**SUPPLIED RECORDS:**
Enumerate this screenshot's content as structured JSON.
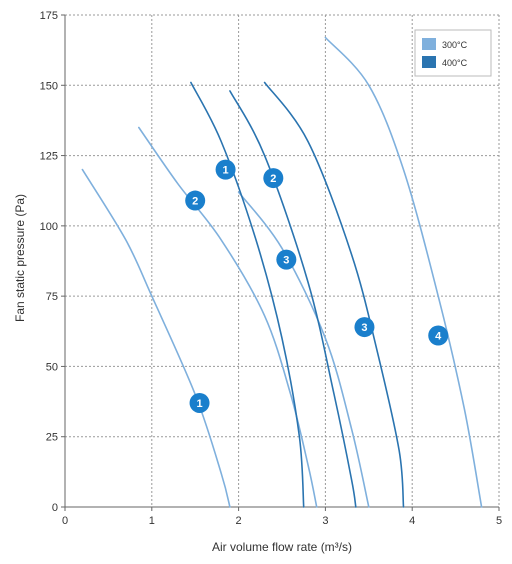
{
  "chart_data": {
    "type": "line",
    "xlabel": "Air volume flow rate (m³/s)",
    "ylabel": "Fan static pressure (Pa)",
    "xlim": [
      0,
      5
    ],
    "ylim": [
      0,
      175
    ],
    "x_ticks": [
      "0",
      "1",
      "2",
      "3",
      "4",
      "5"
    ],
    "y_ticks": [
      "0",
      "25",
      "50",
      "75",
      "100",
      "125",
      "150",
      "175"
    ],
    "grid": true,
    "legend_position": "top-right",
    "legend": [
      {
        "name": "300°C",
        "color": "#7fb0dd"
      },
      {
        "name": "400°C",
        "color": "#2a74b0"
      }
    ],
    "series": [
      {
        "group": "300°C",
        "label": "1",
        "color": "#7fb0dd",
        "points": [
          [
            0.2,
            120
          ],
          [
            0.7,
            95
          ],
          [
            1.0,
            75
          ],
          [
            1.5,
            40
          ],
          [
            1.8,
            12
          ],
          [
            1.9,
            0
          ]
        ],
        "label_at": [
          1.55,
          37
        ]
      },
      {
        "group": "300°C",
        "label": "2",
        "color": "#7fb0dd",
        "points": [
          [
            0.85,
            135
          ],
          [
            1.3,
            115
          ],
          [
            1.8,
            95
          ],
          [
            2.3,
            68
          ],
          [
            2.6,
            40
          ],
          [
            2.8,
            15
          ],
          [
            2.9,
            0
          ]
        ],
        "label_at": [
          1.5,
          109
        ]
      },
      {
        "group": "300°C",
        "label": "3",
        "color": "#7fb0dd",
        "points": [
          [
            2.0,
            112
          ],
          [
            2.5,
            92
          ],
          [
            3.0,
            60
          ],
          [
            3.3,
            28
          ],
          [
            3.5,
            0
          ]
        ],
        "label_at": [
          2.55,
          88
        ]
      },
      {
        "group": "300°C",
        "label": "4",
        "color": "#7fb0dd",
        "points": [
          [
            3.0,
            167
          ],
          [
            3.5,
            150
          ],
          [
            3.9,
            120
          ],
          [
            4.3,
            75
          ],
          [
            4.6,
            35
          ],
          [
            4.8,
            0
          ]
        ],
        "label_at": [
          4.3,
          61
        ]
      },
      {
        "group": "400°C",
        "label": "1",
        "color": "#2a74b0",
        "points": [
          [
            1.45,
            151
          ],
          [
            1.8,
            130
          ],
          [
            2.2,
            95
          ],
          [
            2.5,
            60
          ],
          [
            2.7,
            25
          ],
          [
            2.75,
            0
          ]
        ],
        "label_at": [
          1.85,
          120
        ]
      },
      {
        "group": "400°C",
        "label": "2",
        "color": "#2a74b0",
        "points": [
          [
            1.9,
            148
          ],
          [
            2.3,
            125
          ],
          [
            2.8,
            80
          ],
          [
            3.1,
            40
          ],
          [
            3.3,
            10
          ],
          [
            3.35,
            0
          ]
        ],
        "label_at": [
          2.4,
          117
        ]
      },
      {
        "group": "400°C",
        "label": "3",
        "color": "#2a74b0",
        "points": [
          [
            2.3,
            151
          ],
          [
            2.8,
            130
          ],
          [
            3.3,
            90
          ],
          [
            3.6,
            55
          ],
          [
            3.85,
            20
          ],
          [
            3.9,
            0
          ]
        ],
        "label_at": [
          3.45,
          64
        ]
      }
    ]
  },
  "badge_color": "#1a7fcc",
  "grid_color": "#9a9a9a",
  "axis_color": "#666666"
}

**THE PROBLEM:** Keep the pictures out of the copy and return the rest of the data above exactly.

**TASK ANSWER:**
Enumerate this screenshot's content as structured JSON.
{
  "chart_data": {
    "type": "line",
    "xlabel": "Air volume flow rate (m³/s)",
    "ylabel": "Fan static pressure (Pa)",
    "xlim": [
      0,
      5
    ],
    "ylim": [
      0,
      175
    ],
    "x_ticks": [
      "0",
      "1",
      "2",
      "3",
      "4",
      "5"
    ],
    "y_ticks": [
      "0",
      "25",
      "50",
      "75",
      "100",
      "125",
      "150",
      "175"
    ],
    "grid": true,
    "legend_position": "top-right",
    "legend": [
      {
        "name": "300°C",
        "color": "#7fb0dd"
      },
      {
        "name": "400°C",
        "color": "#2a74b0"
      }
    ],
    "series": [
      {
        "group": "300°C",
        "label": "1",
        "color": "#7fb0dd",
        "points": [
          [
            0.2,
            120
          ],
          [
            0.7,
            95
          ],
          [
            1.0,
            75
          ],
          [
            1.5,
            40
          ],
          [
            1.8,
            12
          ],
          [
            1.9,
            0
          ]
        ],
        "label_at": [
          1.55,
          37
        ]
      },
      {
        "group": "300°C",
        "label": "2",
        "color": "#7fb0dd",
        "points": [
          [
            0.85,
            135
          ],
          [
            1.3,
            115
          ],
          [
            1.8,
            95
          ],
          [
            2.3,
            68
          ],
          [
            2.6,
            40
          ],
          [
            2.8,
            15
          ],
          [
            2.9,
            0
          ]
        ],
        "label_at": [
          1.5,
          109
        ]
      },
      {
        "group": "300°C",
        "label": "3",
        "color": "#7fb0dd",
        "points": [
          [
            2.0,
            112
          ],
          [
            2.5,
            92
          ],
          [
            3.0,
            60
          ],
          [
            3.3,
            28
          ],
          [
            3.5,
            0
          ]
        ],
        "label_at": [
          2.55,
          88
        ]
      },
      {
        "group": "300°C",
        "label": "4",
        "color": "#7fb0dd",
        "points": [
          [
            3.0,
            167
          ],
          [
            3.5,
            150
          ],
          [
            3.9,
            120
          ],
          [
            4.3,
            75
          ],
          [
            4.6,
            35
          ],
          [
            4.8,
            0
          ]
        ],
        "label_at": [
          4.3,
          61
        ]
      },
      {
        "group": "400°C",
        "label": "1",
        "color": "#2a74b0",
        "points": [
          [
            1.45,
            151
          ],
          [
            1.8,
            130
          ],
          [
            2.2,
            95
          ],
          [
            2.5,
            60
          ],
          [
            2.7,
            25
          ],
          [
            2.75,
            0
          ]
        ],
        "label_at": [
          1.85,
          120
        ]
      },
      {
        "group": "400°C",
        "label": "2",
        "color": "#2a74b0",
        "points": [
          [
            1.9,
            148
          ],
          [
            2.3,
            125
          ],
          [
            2.8,
            80
          ],
          [
            3.1,
            40
          ],
          [
            3.3,
            10
          ],
          [
            3.35,
            0
          ]
        ],
        "label_at": [
          2.4,
          117
        ]
      },
      {
        "group": "400°C",
        "label": "3",
        "color": "#2a74b0",
        "points": [
          [
            2.3,
            151
          ],
          [
            2.8,
            130
          ],
          [
            3.3,
            90
          ],
          [
            3.6,
            55
          ],
          [
            3.85,
            20
          ],
          [
            3.9,
            0
          ]
        ],
        "label_at": [
          3.45,
          64
        ]
      }
    ]
  },
  "badge_color": "#1a7fcc",
  "grid_color": "#9a9a9a",
  "axis_color": "#666666"
}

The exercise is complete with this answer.